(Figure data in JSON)
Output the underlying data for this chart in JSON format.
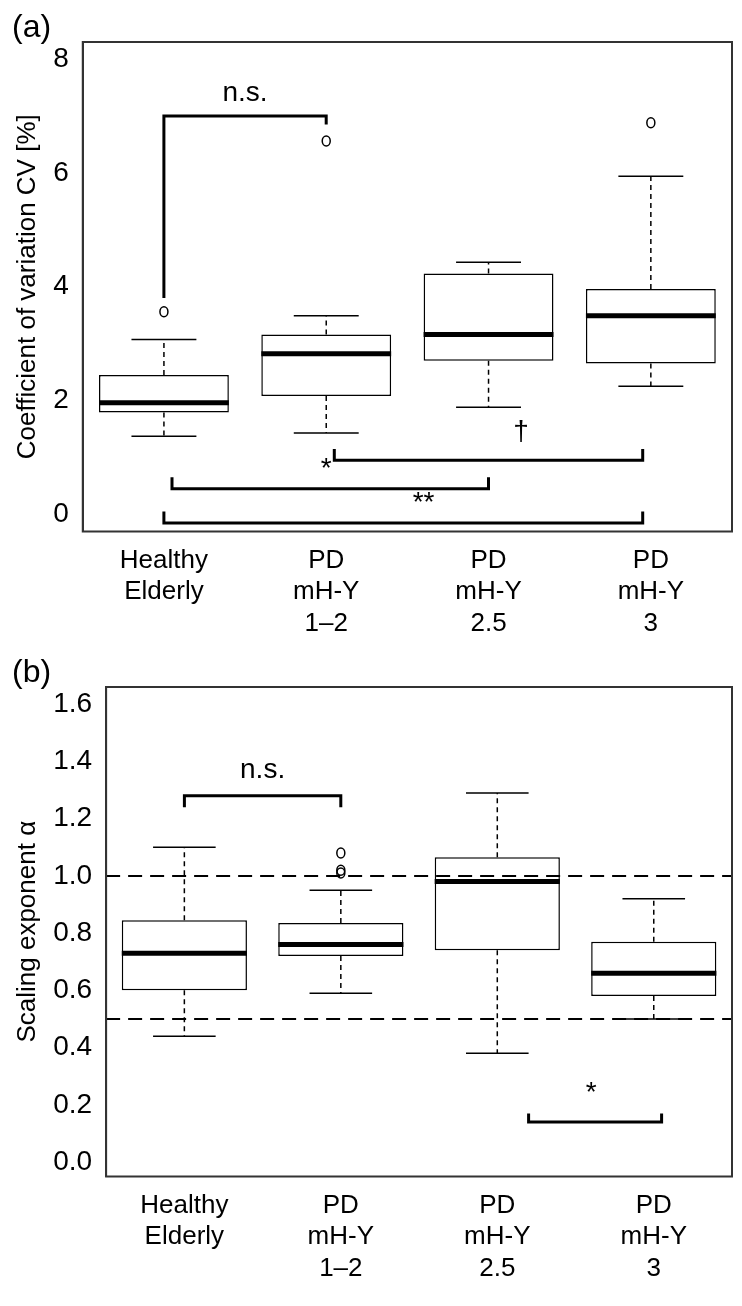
{
  "chart_data": [
    {
      "type": "box",
      "title": "(a)",
      "ylabel": "Coefficient of variation CV [%]",
      "categories": [
        "Healthy Elderly",
        "PD mH-Y 1–2",
        "PD mH-Y 2.5",
        "PD mH-Y 3"
      ],
      "boxes": [
        {
          "low": 1.37,
          "q1": 1.79,
          "median": 1.96,
          "q3": 2.45,
          "high": 3.07,
          "outliers": [
            3.56
          ]
        },
        {
          "low": 1.43,
          "q1": 2.08,
          "median": 2.82,
          "q3": 3.16,
          "high": 3.49,
          "outliers": [
            6.56
          ]
        },
        {
          "low": 1.88,
          "q1": 2.7,
          "median": 3.16,
          "q3": 4.23,
          "high": 4.43
        },
        {
          "low": 2.25,
          "q1": 2.65,
          "median": 3.49,
          "q3": 3.96,
          "high": 5.94,
          "outliers": [
            6.88
          ]
        }
      ],
      "ylim": [
        -0.3,
        8.3
      ],
      "yticks": [
        0,
        2,
        4,
        6,
        8
      ],
      "grid": false,
      "annotations": [
        "n.s.",
        "†",
        "*",
        "**"
      ]
    },
    {
      "type": "box",
      "title": "(b)",
      "ylabel": "Scaling exponent α",
      "categories": [
        "Healthy Elderly",
        "PD mH-Y 1–2",
        "PD mH-Y 2.5",
        "PD mH-Y 3"
      ],
      "boxes": [
        {
          "low": 0.44,
          "q1": 0.6,
          "median": 0.73,
          "q3": 0.845,
          "high": 1.1
        },
        {
          "low": 0.59,
          "q1": 0.72,
          "median": 0.76,
          "q3": 0.835,
          "high": 0.95,
          "outliers": [
            1.08,
            1.02,
            1.01
          ]
        },
        {
          "low": 0.38,
          "q1": 0.74,
          "median": 0.98,
          "q3": 1.065,
          "high": 1.29
        },
        {
          "low": 0.5,
          "q1": 0.58,
          "median": 0.66,
          "q3": 0.77,
          "high": 0.92
        }
      ],
      "ylim": [
        -0.05,
        1.66
      ],
      "yticks": [
        {
          "value": 0,
          "label": "0.0"
        },
        {
          "value": 0.2,
          "label": "0.2"
        },
        {
          "value": 0.4,
          "label": "0.4"
        },
        {
          "value": 0.6,
          "label": "0.6"
        },
        {
          "value": 0.8,
          "label": "0.8"
        },
        {
          "value": 1,
          "label": "1.0"
        },
        {
          "value": 1.2,
          "label": "1.2"
        },
        {
          "value": 1.4,
          "label": "1.4"
        },
        {
          "value": 1.6,
          "label": "1.6"
        }
      ],
      "grid": false,
      "ref_lines": [
        {
          "axis": "y",
          "value": 1,
          "line_style": "dashed"
        },
        {
          "axis": "y",
          "value": 0.5,
          "line_style": "dashed"
        }
      ],
      "annotations": [
        "n.s.",
        "*"
      ]
    }
  ]
}
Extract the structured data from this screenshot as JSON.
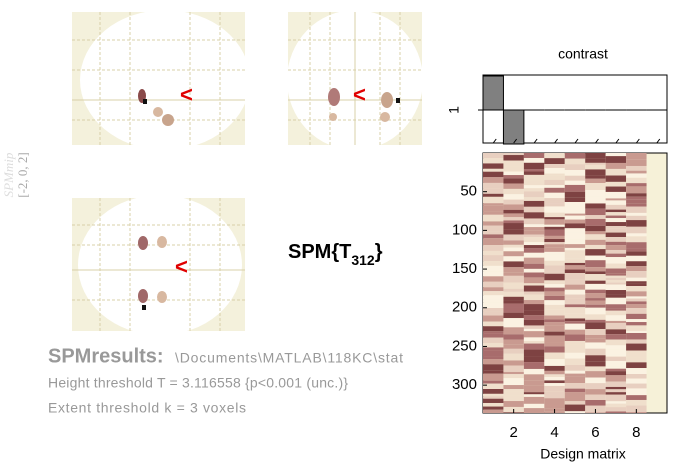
{
  "mip": {
    "label": "SPMmip",
    "coords": "[-2, 0, 2]",
    "markers": [
      "<",
      "<",
      "<"
    ]
  },
  "stat": {
    "prefix": "SPM{T",
    "df": "312",
    "suffix": "}"
  },
  "results": {
    "title": "SPMresults:",
    "path": "\\Documents\\MATLAB\\118KC\\stat",
    "height": "Height threshold T = 3.116558  {p<0.001 (unc.)}",
    "extent": "Extent threshold k = 3 voxels"
  },
  "contrast": {
    "title": "contrast",
    "label": "1",
    "weights": [
      1,
      -1,
      0,
      0,
      0,
      0,
      0,
      0,
      0
    ]
  },
  "design": {
    "xlabel": "Design matrix",
    "xlim": [
      0.5,
      9.5
    ],
    "xticks": [
      2,
      4,
      6,
      8
    ],
    "ylim": [
      0,
      336
    ],
    "yticks": [
      50,
      100,
      150,
      200,
      250,
      300
    ]
  }
}
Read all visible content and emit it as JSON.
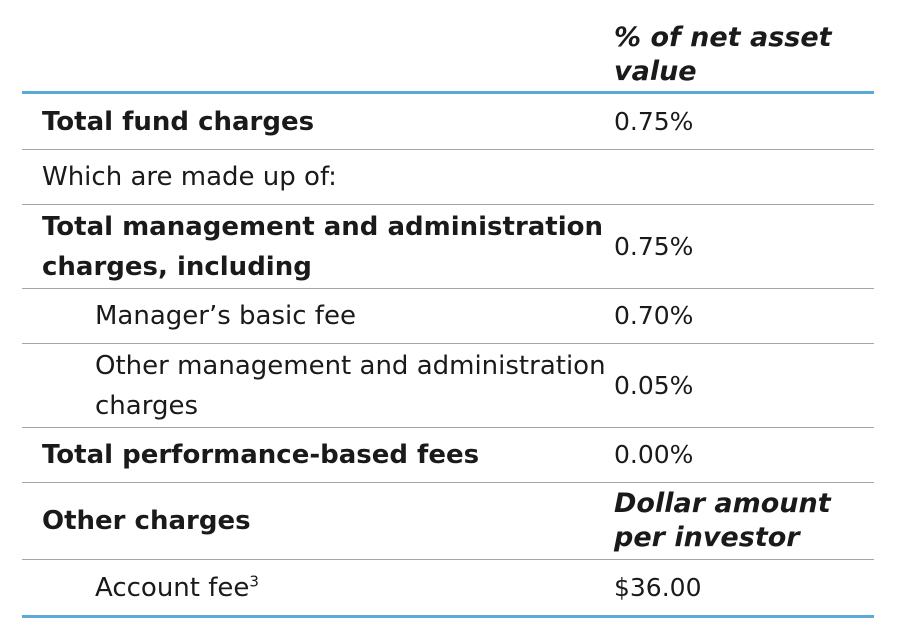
{
  "header": {
    "column_label": "",
    "column_value": "% of net asset value"
  },
  "rows": [
    {
      "label": "Total fund charges",
      "value": "0.75%"
    },
    {
      "label": "Which are made up of:",
      "value": ""
    },
    {
      "label": "Total management and administration charges, including",
      "value": "0.75%"
    },
    {
      "label": "Manager’s basic fee",
      "value": "0.70%"
    },
    {
      "label": "Other management and administration charges",
      "value": "0.05%"
    },
    {
      "label": "Total performance-based fees",
      "value": "0.00%"
    },
    {
      "label": "Other charges",
      "value": "Dollar amount per investor"
    },
    {
      "label": "Account fee",
      "footnote": "3",
      "value": "$36.00"
    }
  ]
}
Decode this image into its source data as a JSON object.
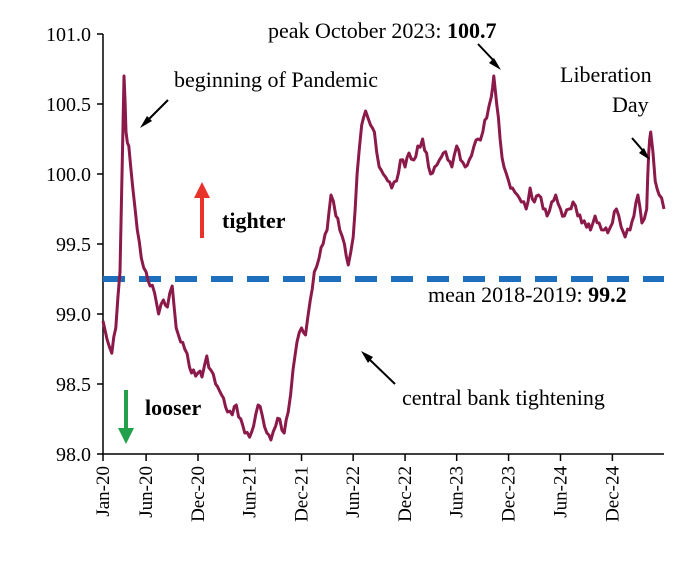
{
  "chart_data": {
    "type": "line",
    "title": "",
    "xlabel": "",
    "ylabel": "",
    "ylim": [
      98.0,
      101.0
    ],
    "xlim": [
      "2020-01",
      "2025-06"
    ],
    "y_ticks": [
      "98.0",
      "98.5",
      "99.0",
      "99.5",
      "100.0",
      "100.5",
      "101.0"
    ],
    "x_ticks": [
      "Jan-20",
      "Jun-20",
      "Dec-20",
      "Jun-21",
      "Dec-21",
      "Jun-22",
      "Dec-22",
      "Jun-23",
      "Dec-23",
      "Jun-24",
      "Dec-24"
    ],
    "grid": false,
    "legend": "none",
    "colors": {
      "series": "#8b1a4a",
      "mean_line": "#1f6fbf",
      "up_arrow": "#e8322a",
      "down_arrow": "#22a04a"
    },
    "series": [
      {
        "x": [
          "2020-01-01",
          "2020-01-15",
          "2020-02-01",
          "2020-02-15",
          "2020-03-01",
          "2020-03-10",
          "2020-03-15",
          "2020-03-22",
          "2020-04-01",
          "2020-04-15",
          "2020-05-01",
          "2020-05-15",
          "2020-06-01",
          "2020-06-15",
          "2020-07-01",
          "2020-07-15",
          "2020-08-01",
          "2020-08-15",
          "2020-09-01",
          "2020-09-15",
          "2020-10-01",
          "2020-10-15",
          "2020-11-01",
          "2020-11-15",
          "2020-12-01",
          "2020-12-15",
          "2021-01-01",
          "2021-01-15",
          "2021-02-01",
          "2021-02-15",
          "2021-03-01",
          "2021-03-15",
          "2021-04-01",
          "2021-04-15",
          "2021-05-01",
          "2021-05-15",
          "2021-06-01",
          "2021-06-15",
          "2021-07-01",
          "2021-07-15",
          "2021-08-01",
          "2021-08-15",
          "2021-09-01",
          "2021-09-15",
          "2021-10-01",
          "2021-10-15",
          "2021-11-01",
          "2021-11-15",
          "2021-12-01",
          "2021-12-15",
          "2022-01-01",
          "2022-01-15",
          "2022-02-01",
          "2022-02-15",
          "2022-03-01",
          "2022-03-15",
          "2022-04-01",
          "2022-04-15",
          "2022-05-01",
          "2022-05-15",
          "2022-06-01",
          "2022-06-15",
          "2022-07-01",
          "2022-07-15",
          "2022-08-01",
          "2022-08-15",
          "2022-09-01",
          "2022-09-15",
          "2022-10-01",
          "2022-10-15",
          "2022-11-01",
          "2022-11-15",
          "2022-12-01",
          "2022-12-15",
          "2023-01-01",
          "2023-01-15",
          "2023-02-01",
          "2023-02-15",
          "2023-03-01",
          "2023-03-15",
          "2023-04-01",
          "2023-04-15",
          "2023-05-01",
          "2023-05-15",
          "2023-06-01",
          "2023-06-15",
          "2023-07-01",
          "2023-07-15",
          "2023-08-01",
          "2023-08-15",
          "2023-09-01",
          "2023-09-15",
          "2023-10-01",
          "2023-10-10",
          "2023-10-20",
          "2023-11-01",
          "2023-11-15",
          "2023-12-01",
          "2023-12-15",
          "2024-01-01",
          "2024-01-15",
          "2024-02-01",
          "2024-02-15",
          "2024-03-01",
          "2024-03-15",
          "2024-04-01",
          "2024-04-15",
          "2024-05-01",
          "2024-05-15",
          "2024-06-01",
          "2024-06-15",
          "2024-07-01",
          "2024-07-15",
          "2024-08-01",
          "2024-08-15",
          "2024-09-01",
          "2024-09-15",
          "2024-10-01",
          "2024-10-15",
          "2024-11-01",
          "2024-11-15",
          "2024-12-01",
          "2024-12-15",
          "2025-01-01",
          "2025-01-15",
          "2025-02-01",
          "2025-02-15",
          "2025-03-01",
          "2025-03-15",
          "2025-04-01",
          "2025-04-08",
          "2025-04-15",
          "2025-05-01",
          "2025-05-15",
          "2025-06-01"
        ],
        "y": [
          98.95,
          98.82,
          98.72,
          98.9,
          99.3,
          100.2,
          100.7,
          100.3,
          100.2,
          99.9,
          99.6,
          99.4,
          99.3,
          99.2,
          99.15,
          99.0,
          99.1,
          99.05,
          99.2,
          98.9,
          98.8,
          98.75,
          98.62,
          98.6,
          98.58,
          98.55,
          98.7,
          98.6,
          98.5,
          98.45,
          98.4,
          98.3,
          98.28,
          98.35,
          98.25,
          98.15,
          98.12,
          98.2,
          98.35,
          98.28,
          98.15,
          98.1,
          98.2,
          98.25,
          98.15,
          98.3,
          98.6,
          98.8,
          98.9,
          98.85,
          99.1,
          99.3,
          99.4,
          99.5,
          99.6,
          99.85,
          99.7,
          99.6,
          99.5,
          99.35,
          99.55,
          100.0,
          100.35,
          100.45,
          100.35,
          100.3,
          100.05,
          100.0,
          99.95,
          99.9,
          99.95,
          100.1,
          100.05,
          100.15,
          100.1,
          100.2,
          100.25,
          100.15,
          100.0,
          100.05,
          100.1,
          100.15,
          100.1,
          100.05,
          100.2,
          100.1,
          100.05,
          100.1,
          100.2,
          100.25,
          100.3,
          100.4,
          100.55,
          100.7,
          100.5,
          100.25,
          100.05,
          99.95,
          99.9,
          99.85,
          99.8,
          99.75,
          99.9,
          99.8,
          99.85,
          99.75,
          99.7,
          99.8,
          99.85,
          99.75,
          99.7,
          99.75,
          99.8,
          99.7,
          99.65,
          99.62,
          99.6,
          99.7,
          99.65,
          99.6,
          99.58,
          99.65,
          99.75,
          99.62,
          99.55,
          99.6,
          99.7,
          99.85,
          99.65,
          99.75,
          100.15,
          100.3,
          99.95,
          99.85,
          99.75
        ],
        "values_note": ""
      }
    ],
    "mean": {
      "value": 99.25
    },
    "annotations": {
      "pandemic": "beginning  of Pandemic",
      "peak_prefix": "peak October 2023: ",
      "peak_value": "100.7",
      "liberation_line1": "Liberation",
      "liberation_line2": "Day",
      "tighter": "tighter",
      "looser": "looser",
      "mean_prefix": "mean 2018-2019: ",
      "mean_value": "99.2",
      "central_bank": "central bank tightening"
    }
  }
}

- WORK TO COMPLETE
Show every line that contains the word "administration".

- EXERCISE OUTPUT
      "label": "Total management and administration charges, including",
      "label": "Other management and administration charges",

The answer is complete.